▶ What is required:
Reproduce the material word for word; the images stay out.

[Stored records]
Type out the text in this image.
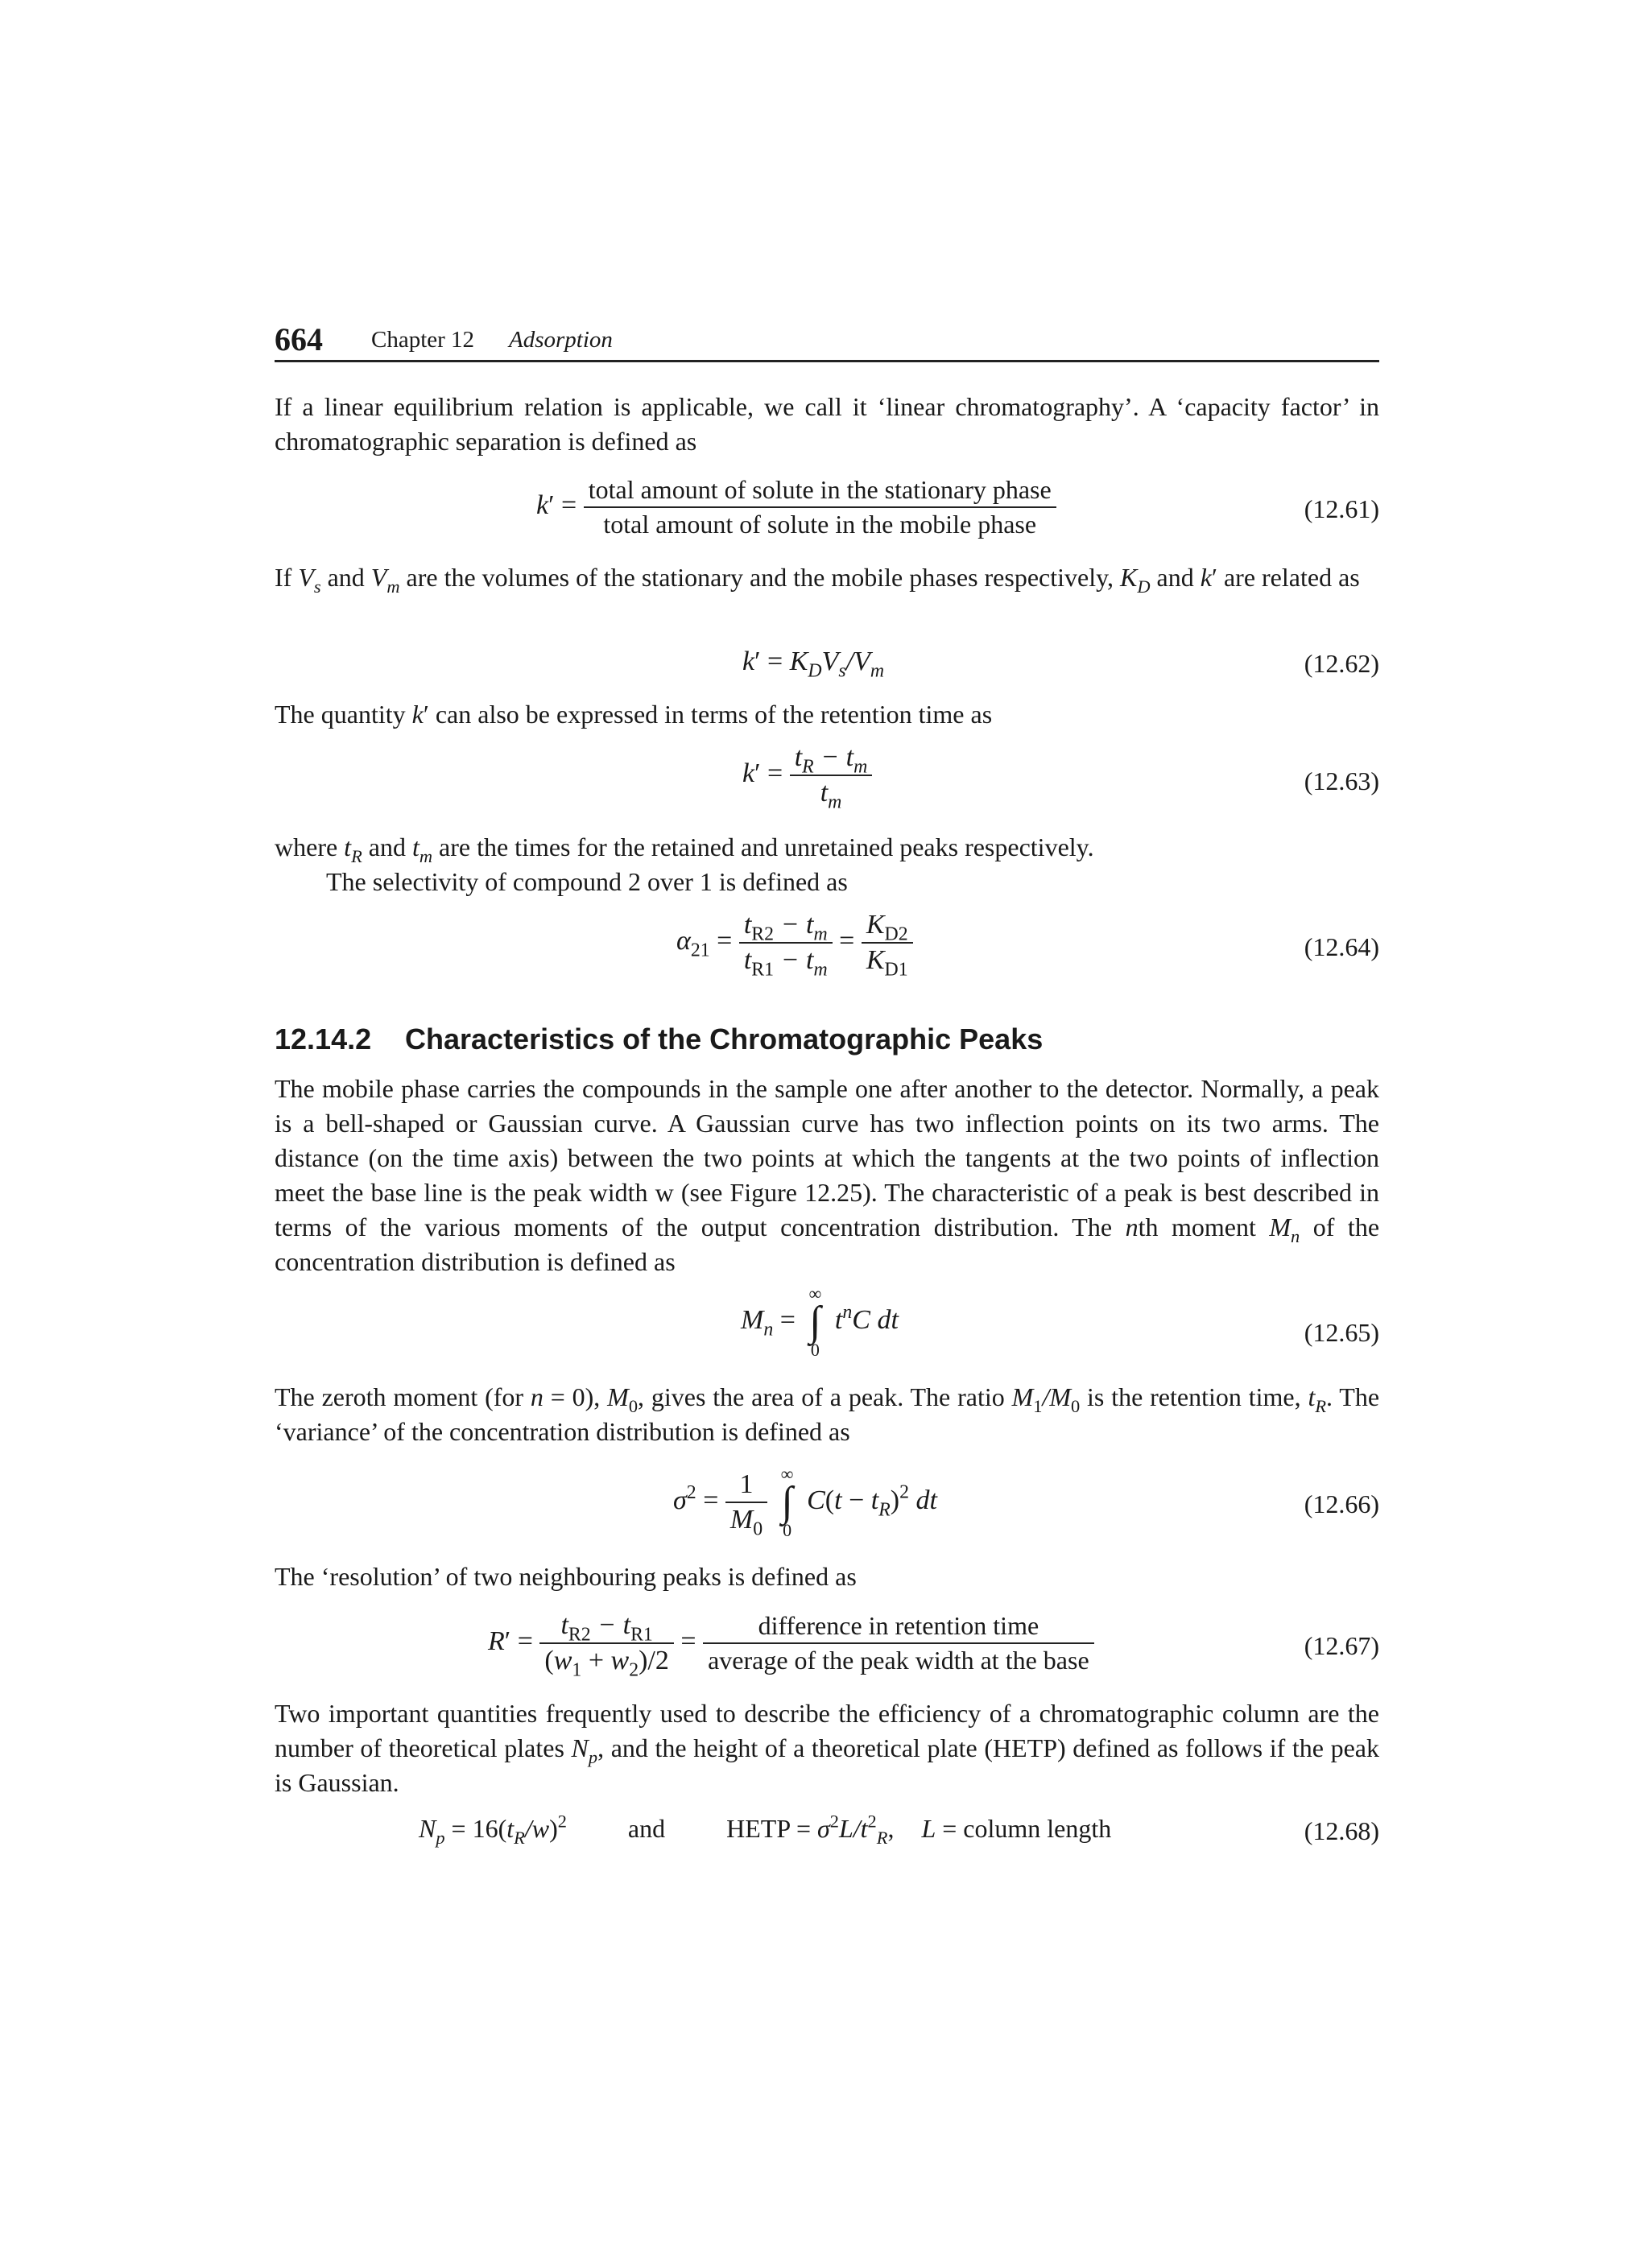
664 Chapter 12 Adsorption

If a linear equilibrium relation is applicable, we call it ‘linear chromatography’. A ‘capacity factor’ in chromatographic separation is defined as

$k' = \frac{\text{total amount of solute in the stationary phase}}{\text{total amount of solute in the mobile phase}}$	(12.61)

If $V_s$ and $V_m$ are the volumes of the stationary and the mobile phases respectively, $K_D$ and k′ are related as

$k' = K_DV_s/V_m$	(12.62)

The quantity k′ can also be expressed in terms of the retention time as

$k' = \frac{t_R - t_m}{t_m}$	(12.63)

where $t_R$ and $t_m$ are the times for the retained and unretained peaks respectively.

The selectivity of compound 2 over 1 is defined as

$\alpha_{21} = \frac{t_{R2} - t_m}{t_{R1} - t_m} = \frac{K_{D2}}{K_{D1}}$	(12.64)
12.14.2 Characteristics of the Chromatographic Peaks

The mobile phase carries the compounds in the sample one after another to the detector. Normally, a peak is a bell-shaped or Gaussian curve. A Gaussian curve has two inflection points on its two arms. The distance (on the time axis) between the two points at which the tangents at the two points of inflection meet the base line is the peak width w (see Figure 12.25). The characteristic of a peak is best described in terms of the various moments of the output concentration distribution. The nth moment $M_n$ of the concentration distribution is defined as

$M_n$ =
∞
∫
0
$t^nC$ dt	(12.65)

The zeroth moment (for n = 0), $M_0$, gives the area of a peak. The ratio $M_1/M_0$ is the retention time, $t_R$. The ‘variance’ of the concentration distribution is defined as

$\sigma^2 = \frac{1}{M_0}$
∞
∫
0
$C(t - t_R)^2$ dt	(12.66)

The ‘resolution’ of two neighbouring peaks is defined as

$R' = \frac{t_{R2} - t_{R1}}{(w_1 + w_2)/2} = \frac{\text{difference in retention time}}{\text{average of the peak width at the base}}$	(12.67)

Two important quantities frequently used to describe the efficiency of a chromatographic column are the number of theoretical plates $N_p$, and the height of a theoretical plate (HETP) defined as follows if the peak is Gaussian.

$N_p = 16(t_R/w)^2$ and HETP = $\sigma^2L/t^2_R$, L = column length	(12.68)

▶ Exercise answer:
Type out the text in this image.
664 Chapter 12 Adsorption

If a linear equilibrium relation is applicable, we call it ‘linear chromatography’. A ‘capacity factor’ in chromatographic separation is defined as

$k' = \frac{\text{total amount of solute in the stationary phase}}{\text{total amount of solute in the mobile phase}}$	(12.61)

If $V_s$ and $V_m$ are the volumes of the stationary and the mobile phases respectively, $K_D$ and k′ are related as

$k' = K_DV_s/V_m$	(12.62)

The quantity k′ can also be expressed in terms of the retention time as

$k' = \frac{t_R - t_m}{t_m}$	(12.63)

where $t_R$ and $t_m$ are the times for the retained and unretained peaks respectively.

The selectivity of compound 2 over 1 is defined as

$\alpha_{21} = \frac{t_{R2} - t_m}{t_{R1} - t_m} = \frac{K_{D2}}{K_{D1}}$	(12.64)
12.14.2 Characteristics of the Chromatographic Peaks

The mobile phase carries the compounds in the sample one after another to the detector. Normally, a peak is a bell-shaped or Gaussian curve. A Gaussian curve has two inflection points on its two arms. The distance (on the time axis) between the two points at which the tangents at the two points of inflection meet the base line is the peak width w (see Figure 12.25). The characteristic of a peak is best described in terms of the various moments of the output concentration distribution. The nth moment $M_n$ of the concentration distribution is defined as

$M_n$ =
∞
∫
0
$t^nC$ dt	(12.65)

The zeroth moment (for n = 0), $M_0$, gives the area of a peak. The ratio $M_1/M_0$ is the retention time, $t_R$. The ‘variance’ of the concentration distribution is defined as

$\sigma^2 = \frac{1}{M_0}$
∞
∫
0
$C(t - t_R)^2$ dt	(12.66)

The ‘resolution’ of two neighbouring peaks is defined as

$R' = \frac{t_{R2} - t_{R1}}{(w_1 + w_2)/2} = \frac{\text{difference in retention time}}{\text{average of the peak width at the base}}$	(12.67)

Two important quantities frequently used to describe the efficiency of a chromatographic column are the number of theoretical plates $N_p$, and the height of a theoretical plate (HETP) defined as follows if the peak is Gaussian.

$N_p = 16(t_R/w)^2$ and HETP = $\sigma^2L/t^2_R$, L = column length	(12.68)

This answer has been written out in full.